Stored records
^^^^
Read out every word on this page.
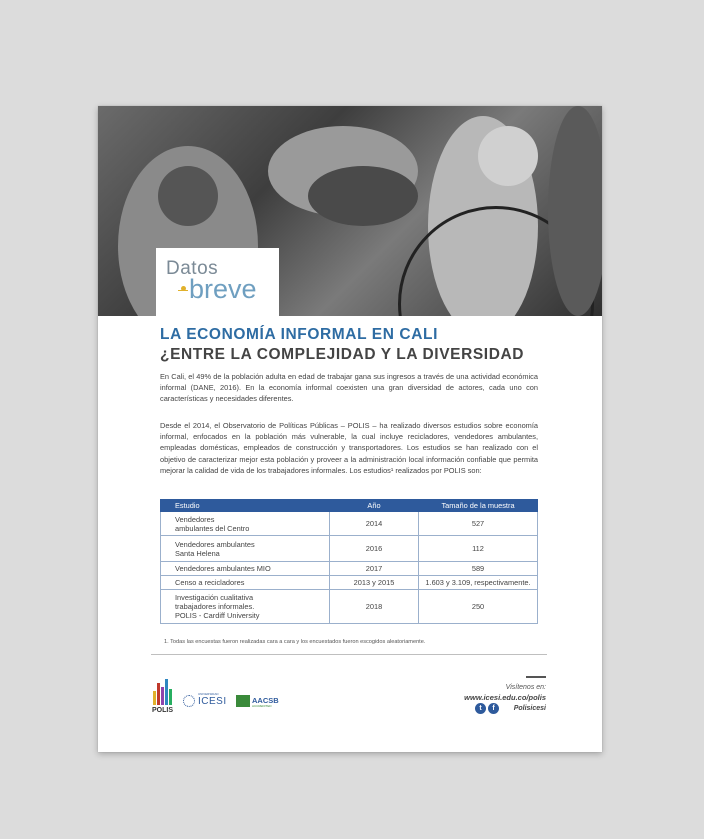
Datos
breve
LA ECONOMÍA INFORMAL EN CALI
¿ENTRE LA COMPLEJIDAD Y LA DIVERSIDAD
En Cali, el 49% de la población adulta en edad de trabajar gana sus ingresos a través de una actividad económica informal (DANE, 2016). En la economía informal coexisten una gran diversidad de actores, cada uno con características y necesidades diferentes.
Desde el 2014, el Observatorio de Políticas Públicas – POLIS – ha realizado diversos estudios sobre economía informal, enfocados en la población más vulnerable, la cual incluye recicladores, vendedores ambulantes, empleadas domésticas, empleados de construcción y transportadores. Los estudios se han realizado con el objetivo de caracterizar mejor esta población y proveer a la administración local información confiable que permita mejorar la calidad de vida de los trabajadores informales. Los estudios¹ realizados por POLIS son:
Estudio	Año	Tamaño de la muestra
Vendedores
ambulantes del Centro	2014	527
Vendedores ambulantes
Santa Helena	2016	112
Vendedores ambulantes MIO	2017	589
Censo a recicladores	2013 y 2015	1.603 y 3.109, respectivamente.
Investigación cualitativa
trabajadores informales.
POLIS - Cardiff University	2018	250
1. Todas las encuestas fueron realizadas cara a cara y los encuestados fueron escogidos aleatoriamente.
POLIS
UNIVERSIDAD
ICESI	AACSB
ACCREDITED
Visítenos en:
www.icesi.edu.co/polis
t	f	Polisicesi
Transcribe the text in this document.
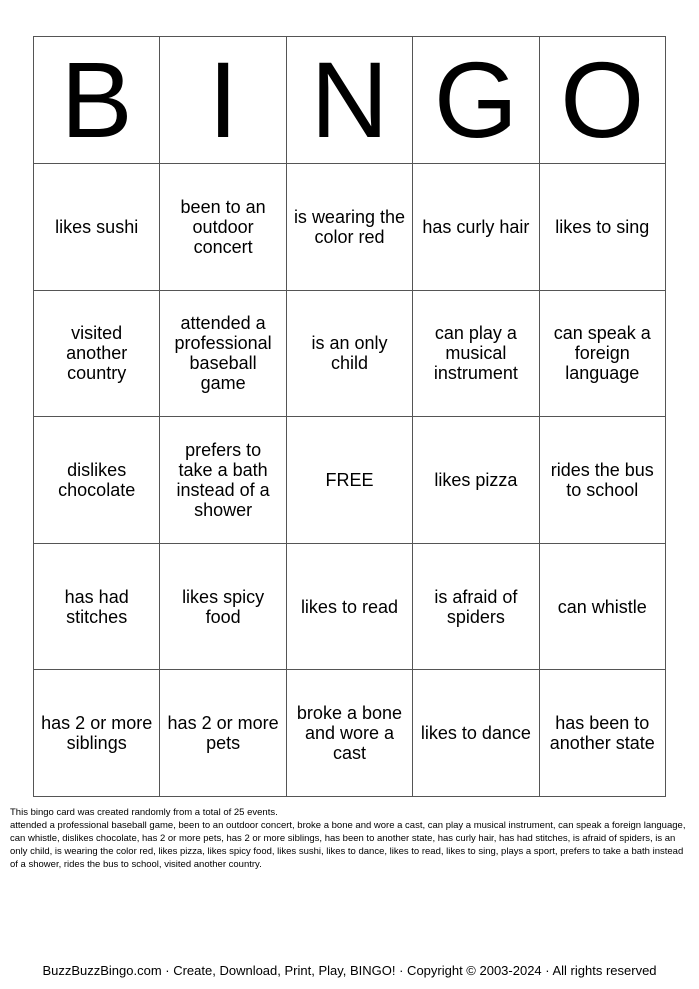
B	I	N	G	O
likes sushi	been to an outdoor concert	is wearing the color red	has curly hair	likes to sing
visited another country	attended a professional baseball game	is an only child	can play a musical instrument	can speak a foreign language
dislikes chocolate	prefers to take a bath instead of a shower	FREE	likes pizza	rides the bus to school
has had stitches	likes spicy food	likes to read	is afraid of spiders	can whistle
has 2 or more siblings	has 2 or more pets	broke a bone and wore a cast	likes to dance	has been to another state

This bingo card was created randomly from a total of 25 events.

attended a professional baseball game, been to an outdoor concert, broke a bone and wore a cast, can play a musical instrument, can speak a foreign language, can whistle, dislikes chocolate, has 2 or more pets, has 2 or more siblings, has been to another state, has curly hair, has had stitches, is afraid of spiders, is an only child, is wearing the color red, likes pizza, likes spicy food, likes sushi, likes to dance, likes to read, likes to sing, plays a sport, prefers to take a bath instead of a shower, rides the bus to school, visited another country.

BuzzBuzzBingo.com · Create, Download, Print, Play, BINGO! · Copyright © 2003-2024 · All rights reserved
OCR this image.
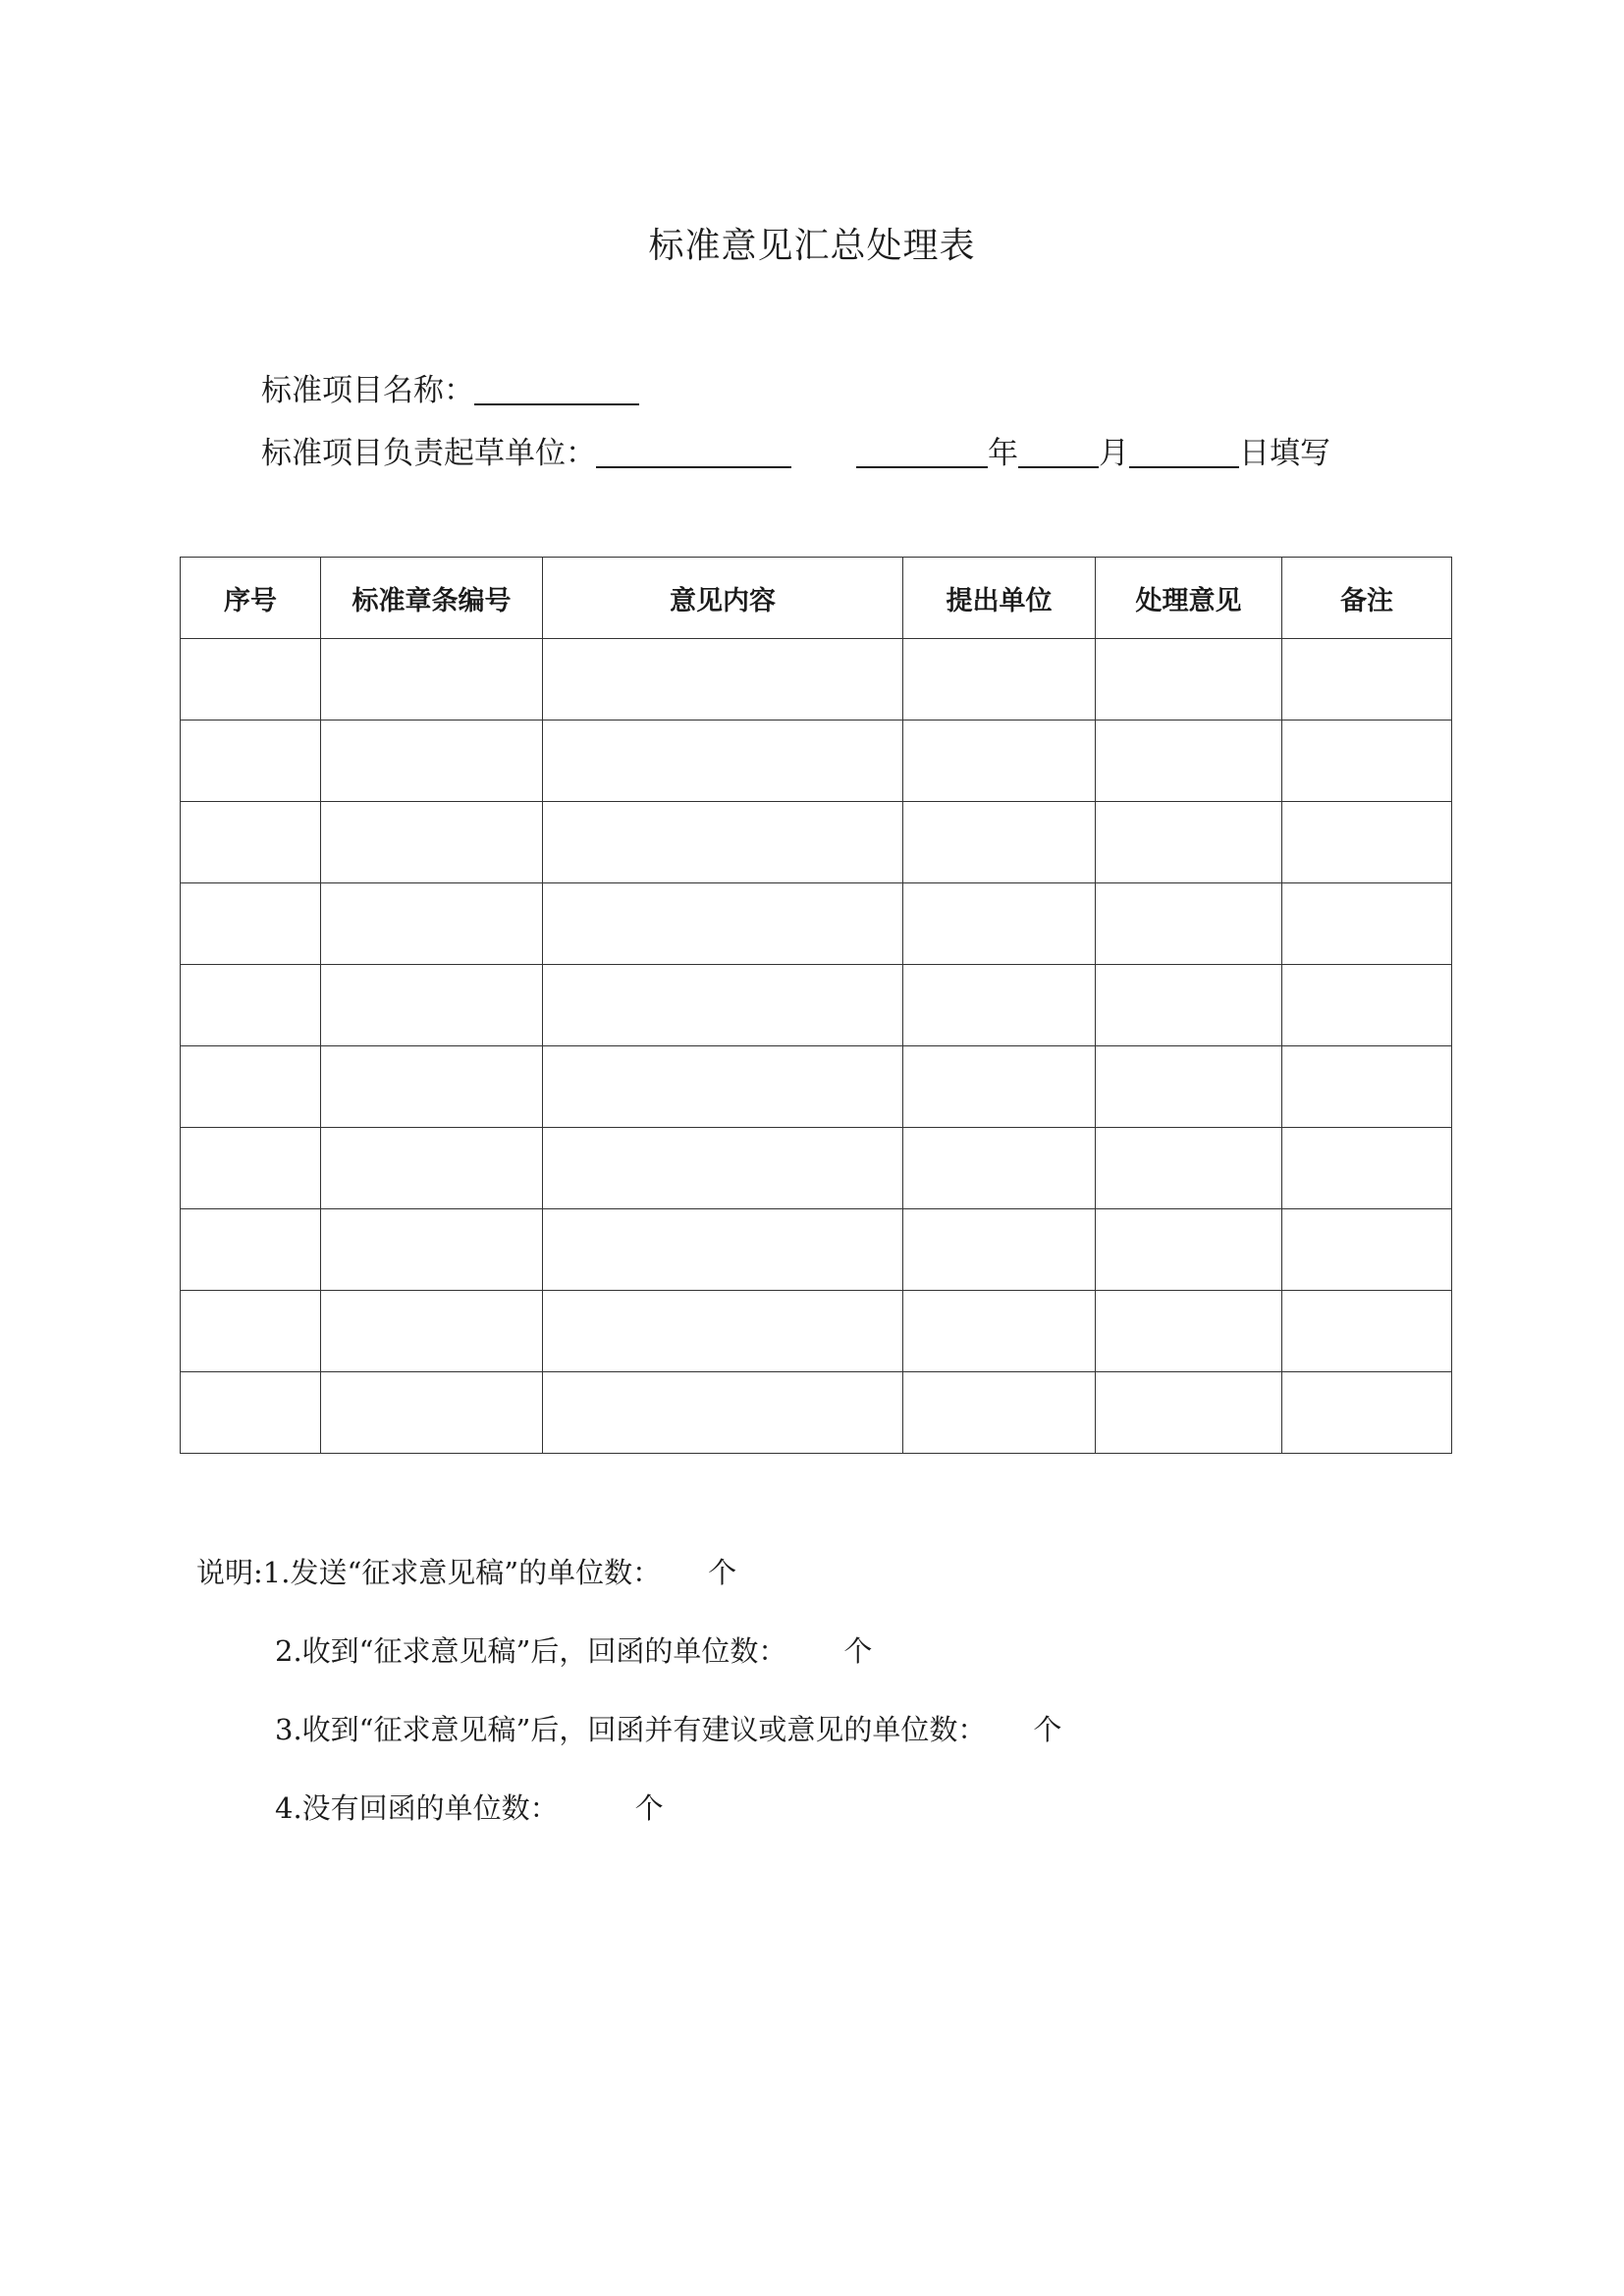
标准意见汇总处理表
标准项目名称：
标准项目负责起草单位：	年	月	日填写
序号	标准章条编号	意见内容	提出单位	处理意见	备注

说明:1.发送“征求意见稿”的单位数： 个
2.收到“征求意见稿”后，回函的单位数： 个
3.收到“征求意见稿”后，回函并有建议或意见的单位数： 个
4.没有回函的单位数：	个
^^^^
Pictures in the records must not appear in the copy; transcribe everything else precisely.

Read out every word on this page.
Datos
breve
LA ECONOMÍA INFORMAL EN CALI
¿ENTRE LA COMPLEJIDAD Y LA DIVERSIDAD
En Cali, el 49% de la población adulta en edad de trabajar gana sus ingresos a través de una actividad económica informal (DANE, 2016). En la economía informal coexisten una gran diversidad de actores, cada uno con características y necesidades diferentes.
Desde el 2014, el Observatorio de Políticas Públicas – POLIS – ha realizado diversos estudios sobre economía informal, enfocados en la población más vulnerable, la cual incluye recicladores, vendedores ambulantes, empleadas domésticas, empleados de construcción y transportadores. Los estudios se han realizado con el objetivo de caracterizar mejor esta población y proveer a la administración local información confiable que permita mejorar la calidad de vida de los trabajadores informales. Los estudios¹ realizados por POLIS son:
Estudio	Año	Tamaño de la muestra
Vendedores
ambulantes del Centro	2014	527
Vendedores ambulantes
Santa Helena	2016	112
Vendedores ambulantes MIO	2017	589
Censo a recicladores	2013 y 2015	1.603 y 3.109, respectivamente.
Investigación cualitativa
trabajadores informales.
POLIS - Cardiff University	2018	250
1. Todas las encuestas fueron realizadas cara a cara y los encuestados fueron escogidos aleatoriamente.
POLIS
UNIVERSIDAD
ICESI	AACSB
ACCREDITED
Visítenos en:
www.icesi.edu.co/polis
t	f	Polisicesi
Transcribe the text in this document.
B	I	N	G	O
likes sushi	been to an outdoor concert	is wearing the color red	has curly hair	likes to sing
visited another country	attended a professional baseball game	is an only child	can play a musical instrument	can speak a foreign language
dislikes chocolate	prefers to take a bath instead of a shower	FREE	likes pizza	rides the bus to school
has had stitches	likes spicy food	likes to read	is afraid of spiders	can whistle
has 2 or more siblings	has 2 or more pets	broke a bone and wore a cast	likes to dance	has been to another state

This bingo card was created randomly from a total of 25 events.

attended a professional baseball game, been to an outdoor concert, broke a bone and wore a cast, can play a musical instrument, can speak a foreign language, can whistle, dislikes chocolate, has 2 or more pets, has 2 or more siblings, has been to another state, has curly hair, has had stitches, is afraid of spiders, is an only child, is wearing the color red, likes pizza, likes spicy food, likes sushi, likes to dance, likes to read, likes to sing, plays a sport, prefers to take a bath instead of a shower, rides the bus to school, visited another country.

BuzzBuzzBingo.com · Create, Download, Print, Play, BINGO! · Copyright © 2003-2024 · All rights reserved
OCR this image.
标准意见汇总处理表
标准项目名称：
标准项目负责起草单位：	年	月	日填写
序号	标准章条编号	意见内容	提出单位	处理意见	备注

说明:1.发送“征求意见稿”的单位数： 个
2.收到“征求意见稿”后，回函的单位数： 个
3.收到“征求意见稿”后，回函并有建议或意见的单位数： 个
4.没有回函的单位数：	个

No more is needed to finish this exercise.